* **To be done**
Please recast the lines below as a JSON list of strings, one string for each line, with blank lines left out.

* **Record excerpts**
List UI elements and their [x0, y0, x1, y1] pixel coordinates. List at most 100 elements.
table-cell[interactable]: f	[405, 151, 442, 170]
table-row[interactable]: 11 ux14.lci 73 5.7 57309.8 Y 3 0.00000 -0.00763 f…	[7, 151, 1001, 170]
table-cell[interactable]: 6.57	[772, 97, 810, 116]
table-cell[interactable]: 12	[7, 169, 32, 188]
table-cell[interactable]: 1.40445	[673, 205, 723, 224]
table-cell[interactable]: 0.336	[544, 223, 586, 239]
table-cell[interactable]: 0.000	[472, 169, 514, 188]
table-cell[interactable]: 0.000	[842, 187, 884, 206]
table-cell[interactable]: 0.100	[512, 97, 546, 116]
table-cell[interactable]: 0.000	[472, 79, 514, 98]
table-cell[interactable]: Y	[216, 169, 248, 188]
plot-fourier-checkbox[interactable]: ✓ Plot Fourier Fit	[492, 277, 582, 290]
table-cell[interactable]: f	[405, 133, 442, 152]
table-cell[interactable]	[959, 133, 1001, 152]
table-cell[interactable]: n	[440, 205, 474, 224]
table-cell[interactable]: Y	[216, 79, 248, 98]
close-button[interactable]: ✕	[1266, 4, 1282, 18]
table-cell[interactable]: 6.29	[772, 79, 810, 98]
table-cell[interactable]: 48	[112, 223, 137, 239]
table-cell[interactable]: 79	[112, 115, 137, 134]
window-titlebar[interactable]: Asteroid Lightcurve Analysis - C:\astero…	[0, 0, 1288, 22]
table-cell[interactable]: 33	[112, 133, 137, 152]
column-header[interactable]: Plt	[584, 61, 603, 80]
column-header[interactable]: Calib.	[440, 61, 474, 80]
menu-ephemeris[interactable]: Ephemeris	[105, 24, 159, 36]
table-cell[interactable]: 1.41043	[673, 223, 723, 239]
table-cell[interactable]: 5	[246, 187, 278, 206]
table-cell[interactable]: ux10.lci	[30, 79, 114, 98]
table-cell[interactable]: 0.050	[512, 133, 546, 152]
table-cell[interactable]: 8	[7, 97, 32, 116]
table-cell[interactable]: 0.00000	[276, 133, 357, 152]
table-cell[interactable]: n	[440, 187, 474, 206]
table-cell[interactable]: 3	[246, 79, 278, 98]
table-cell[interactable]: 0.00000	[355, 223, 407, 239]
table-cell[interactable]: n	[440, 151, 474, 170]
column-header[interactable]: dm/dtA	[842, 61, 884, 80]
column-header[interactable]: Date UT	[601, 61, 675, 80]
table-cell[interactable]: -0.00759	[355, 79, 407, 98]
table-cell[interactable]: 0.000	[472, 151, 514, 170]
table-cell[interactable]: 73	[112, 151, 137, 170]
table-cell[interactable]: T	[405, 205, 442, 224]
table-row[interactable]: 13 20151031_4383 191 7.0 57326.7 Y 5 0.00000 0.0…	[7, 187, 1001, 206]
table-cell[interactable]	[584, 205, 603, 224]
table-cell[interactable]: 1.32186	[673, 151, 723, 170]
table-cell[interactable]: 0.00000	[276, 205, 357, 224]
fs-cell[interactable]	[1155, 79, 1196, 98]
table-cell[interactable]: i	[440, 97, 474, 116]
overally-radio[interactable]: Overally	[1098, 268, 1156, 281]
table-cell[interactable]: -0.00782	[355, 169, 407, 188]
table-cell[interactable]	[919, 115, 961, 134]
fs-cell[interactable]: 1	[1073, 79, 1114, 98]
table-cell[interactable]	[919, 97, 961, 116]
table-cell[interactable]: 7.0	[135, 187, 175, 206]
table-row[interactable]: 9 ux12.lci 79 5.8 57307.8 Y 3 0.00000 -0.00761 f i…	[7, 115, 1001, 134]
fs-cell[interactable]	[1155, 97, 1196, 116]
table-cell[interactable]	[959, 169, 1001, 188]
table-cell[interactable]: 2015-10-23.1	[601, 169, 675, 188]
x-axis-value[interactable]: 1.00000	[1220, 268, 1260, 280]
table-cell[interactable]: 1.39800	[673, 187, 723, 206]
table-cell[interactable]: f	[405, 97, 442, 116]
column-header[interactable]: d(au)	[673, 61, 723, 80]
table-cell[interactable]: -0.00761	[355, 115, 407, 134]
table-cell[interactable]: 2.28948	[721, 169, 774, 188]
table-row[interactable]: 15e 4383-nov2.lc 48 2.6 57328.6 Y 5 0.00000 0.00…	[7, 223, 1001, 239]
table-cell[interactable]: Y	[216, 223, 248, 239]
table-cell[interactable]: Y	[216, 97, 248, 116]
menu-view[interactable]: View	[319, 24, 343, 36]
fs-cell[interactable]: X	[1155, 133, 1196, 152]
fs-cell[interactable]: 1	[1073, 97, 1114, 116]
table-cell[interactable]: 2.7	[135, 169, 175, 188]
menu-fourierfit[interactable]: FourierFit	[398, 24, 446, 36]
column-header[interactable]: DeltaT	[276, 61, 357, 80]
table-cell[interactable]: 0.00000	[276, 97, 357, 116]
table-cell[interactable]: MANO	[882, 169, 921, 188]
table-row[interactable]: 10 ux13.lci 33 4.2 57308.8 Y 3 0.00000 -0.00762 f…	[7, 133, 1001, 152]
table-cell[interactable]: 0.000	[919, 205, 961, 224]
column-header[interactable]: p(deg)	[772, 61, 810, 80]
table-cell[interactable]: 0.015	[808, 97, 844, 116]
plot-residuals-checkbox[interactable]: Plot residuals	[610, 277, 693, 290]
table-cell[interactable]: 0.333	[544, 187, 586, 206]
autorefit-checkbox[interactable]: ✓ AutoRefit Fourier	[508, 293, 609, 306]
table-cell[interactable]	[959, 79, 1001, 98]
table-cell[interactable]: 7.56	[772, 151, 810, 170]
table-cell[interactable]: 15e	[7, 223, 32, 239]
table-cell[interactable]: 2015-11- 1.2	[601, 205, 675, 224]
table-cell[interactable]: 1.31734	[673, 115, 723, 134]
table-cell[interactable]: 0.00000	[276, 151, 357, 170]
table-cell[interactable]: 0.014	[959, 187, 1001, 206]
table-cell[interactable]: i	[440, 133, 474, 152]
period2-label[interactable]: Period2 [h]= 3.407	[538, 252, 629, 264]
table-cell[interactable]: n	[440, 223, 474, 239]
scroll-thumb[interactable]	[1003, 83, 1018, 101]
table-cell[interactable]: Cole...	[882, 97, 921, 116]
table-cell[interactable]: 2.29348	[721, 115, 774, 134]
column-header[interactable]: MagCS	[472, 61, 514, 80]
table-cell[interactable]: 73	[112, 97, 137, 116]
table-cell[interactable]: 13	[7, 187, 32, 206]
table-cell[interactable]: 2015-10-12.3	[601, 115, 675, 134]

* **Expected answer**
[
  "List UI elements and their [x0, y0, x1, y1] pixel coordinates. List at most 100 elements.",
  "table-cell[interactable]: f\t[405, 151, 442, 170]",
  "table-row[interactable]: 11 ux14.lci 73 5.7 57309.8 Y 3 0.00000 -0.00763 f…\t[7, 151, 1001, 170]",
  "table-cell[interactable]: 6.57\t[772, 97, 810, 116]",
  "table-cell[interactable]: 12\t[7, 169, 32, 188]",
  "table-cell[interactable]: 1.40445\t[673, 205, 723, 224]",
  "table-cell[interactable]: 0.336\t[544, 223, 586, 239]",
  "table-cell[interactable]: 0.000\t[472, 169, 514, 188]",
  "table-cell[interactable]: 0.000\t[842, 187, 884, 206]",
  "table-cell[interactable]: 0.100\t[512, 97, 546, 116]",
  "table-cell[interactable]: 0.000\t[472, 79, 514, 98]",
  "table-cell[interactable]: Y\t[216, 169, 248, 188]",
  "plot-fourier-checkbox[interactable]: ✓ Plot Fourier Fit\t[492, 277, 582, 290]",
  "table-cell[interactable]: f\t[405, 133, 442, 152]",
  "table-cell[interactable]\t[959, 133, 1001, 152]",
  "table-cell[interactable]: n\t[440, 205, 474, 224]",
  "table-cell[interactable]: Y\t[216, 79, 248, 98]",
  "close-button[interactable]: ✕\t[1266, 4, 1282, 18]",
  "table-cell[interactable]: 6.29\t[772, 79, 810, 98]",
  "table-cell[interactable]: 48\t[112, 223, 137, 239]",
  "table-cell[interactable]: 79\t[112, 115, 137, 134]",
  "window-titlebar[interactable]: Asteroid Lightcurve Analysis - C:\\astero…\t[0, 0, 1288, 22]",
  "table-cell[interactable]: 33\t[112, 133, 137, 152]",
  "column-header[interactable]: Plt\t[584, 61, 603, 80]",
  "column-header[interactable]: Calib.\t[440, 61, 474, 80]",
  "menu-ephemeris[interactable]: Ephemeris\t[105, 24, 159, 36]",
  "table-cell[interactable]: 1.41043\t[673, 223, 723, 239]",
  "table-cell[interactable]: 5\t[246, 187, 278, 206]",
  "table-cell[interactable]: ux10.lci\t[30, 79, 114, 98]",
  "table-cell[interactable]: 0.050\t[512, 133, 546, 152]",
  "table-cell[interactable]: 8\t[7, 97, 32, 116]",
  "table-cell[interactable]: 0.00000\t[276, 133, 357, 152]",
  "table-cell[interactable]: n\t[440, 187, 474, 206]",
  "table-cell[interactable]: 3\t[246, 79, 278, 98]",
  "table-cell[interactable]: 0.00000\t[355, 223, 407, 239]",
  "table-cell[interactable]: n\t[440, 151, 474, 170]",
  "column-header[interactable]: dm/dtA\t[842, 61, 884, 80]",
  "column-header[interactable]: Date UT\t[601, 61, 675, 80]",
  "table-cell[interactable]: -0.00759\t[355, 79, 407, 98]",
  "table-cell[interactable]: 0.000\t[472, 151, 514, 170]",
  "table-cell[interactable]: 73\t[112, 151, 137, 170]",
  "table-cell[interactable]: T\t[405, 205, 442, 224]",
  "table-row[interactable]: 13 20151031_4383 191 7.0 57326.7 Y 5 0.00000 0.0…\t[7, 187, 1001, 206]",
  "table-cell[interactable]\t[584, 205, 603, 224]",
  "table-cell[interactable]: 1.32186\t[673, 151, 723, 170]",
  "table-cell[interactable]: 0.00000\t[276, 205, 357, 224]",
  "fs-cell[interactable]\t[1155, 79, 1196, 98]",
  "table-cell[interactable]: i\t[440, 97, 474, 116]",
  "overally-radio[interactable]: Overally\t[1098, 268, 1156, 281]",
  "table-cell[interactable]: -0.00782\t[355, 169, 407, 188]",
  "table-cell[interactable]\t[919, 115, 961, 134]",
  "fs-cell[interactable]: 1\t[1073, 79, 1114, 98]",
  "table-cell[interactable]\t[919, 97, 961, 116]",
  "table-cell[interactable]: 7.0\t[135, 187, 175, 206]",
  "table-row[interactable]: 9 ux12.lci 79 5.8 57307.8 Y 3 0.00000 -0.00761 f i…\t[7, 115, 1001, 134]",
  "fs-cell[interactable]\t[1155, 97, 1196, 116]",
  "table-cell[interactable]\t[959, 169, 1001, 188]",
  "table-cell[interactable]: 2015-10-23.1\t[601, 169, 675, 188]",
  "x-axis-value[interactable]: 1.00000\t[1220, 268, 1260, 280]",
  "table-cell[interactable]: 1.39800\t[673, 187, 723, 206]",
  "table-cell[interactable]: f\t[405, 97, 442, 116]",
  "column-header[interactable]: d(au)\t[673, 61, 723, 80]",
  "table-cell[interactable]: -0.00761\t[355, 115, 407, 134]",
  "table-cell[interactable]: 2.28948\t[721, 169, 774, 188]",
  "table-row[interactable]: 15e 4383-nov2.lc 48 2.6 57328.6 Y 5 0.00000 0.00…\t[7, 223, 1001, 239]",
  "table-cell[interactable]: Y\t[216, 223, 248, 239]",
  "table-cell[interactable]: Y\t[216, 97, 248, 116]",
  "menu-view[interactable]: View\t[319, 24, 343, 36]",
  "fs-cell[interactable]: X\t[1155, 133, 1196, 152]",
  "fs-cell[interactable]: 1\t[1073, 97, 1114, 116]",
  "table-cell[interactable]: 2.7\t[135, 169, 175, 188]",
  "menu-fourierfit[interactable]: FourierFit\t[398, 24, 446, 36]",
  "column-header[interactable]: DeltaT\t[276, 61, 357, 80]",
  "table-cell[interactable]: 0.00000\t[276, 97, 357, 116]",
  "table-cell[interactable]: MANO\t[882, 169, 921, 188]",
  "table-row[interactable]: 10 ux13.lci 33 4.2 57308.8 Y 3 0.00000 -0.00762 f…\t[7, 133, 1001, 152]",
  "table-cell[interactable]: 0.000\t[919, 205, 961, 224]",
  "column-header[interactable]: p(deg)\t[772, 61, 810, 80]",
  "table-cell[interactable]: 0.015\t[808, 97, 844, 116]",
  "plot-residuals-checkbox[interactable]: Plot residuals\t[610, 277, 693, 290]",
  "table-cell[interactable]: 0.333\t[544, 187, 586, 206]",
  "autorefit-checkbox[interactable]: ✓ AutoRefit Fourier\t[508, 293, 609, 306]",
  "table-cell[interactable]\t[959, 79, 1001, 98]",
  "table-cell[interactable]: 7.56\t[772, 151, 810, 170]",
  "table-cell[interactable]: 15e\t[7, 223, 32, 239]",
  "table-cell[interactable]: 2015-11- 1.2\t[601, 205, 675, 224]",
  "table-cell[interactable]: 1.31734\t[673, 115, 723, 134]",
  "table-cell[interactable]: 0.00000\t[276, 151, 357, 170]",
  "table-cell[interactable]: 0.014\t[959, 187, 1001, 206]",
  "table-cell[interactable]: i\t[440, 133, 474, 152]",
  "period2-label[interactable]: Period2 [h]= 3.407\t[538, 252, 629, 264]",
  "table-cell[interactable]: n\t[440, 223, 474, 239]",
  "scroll-thumb[interactable]\t[1003, 83, 1018, 101]",
  "table-cell[interactable]: Cole...\t[882, 97, 921, 116]",
  "table-cell[interactable]: 2.29348\t[721, 115, 774, 134]",
  "column-header[interactable]: MagCS\t[472, 61, 514, 80]",
  "table-cell[interactable]: 73\t[112, 97, 137, 116]",
  "table-cell[interactable]: 13\t[7, 187, 32, 206]",
  "table-cell[interactable]: 2015-10-12.3\t[601, 115, 675, 134]"
]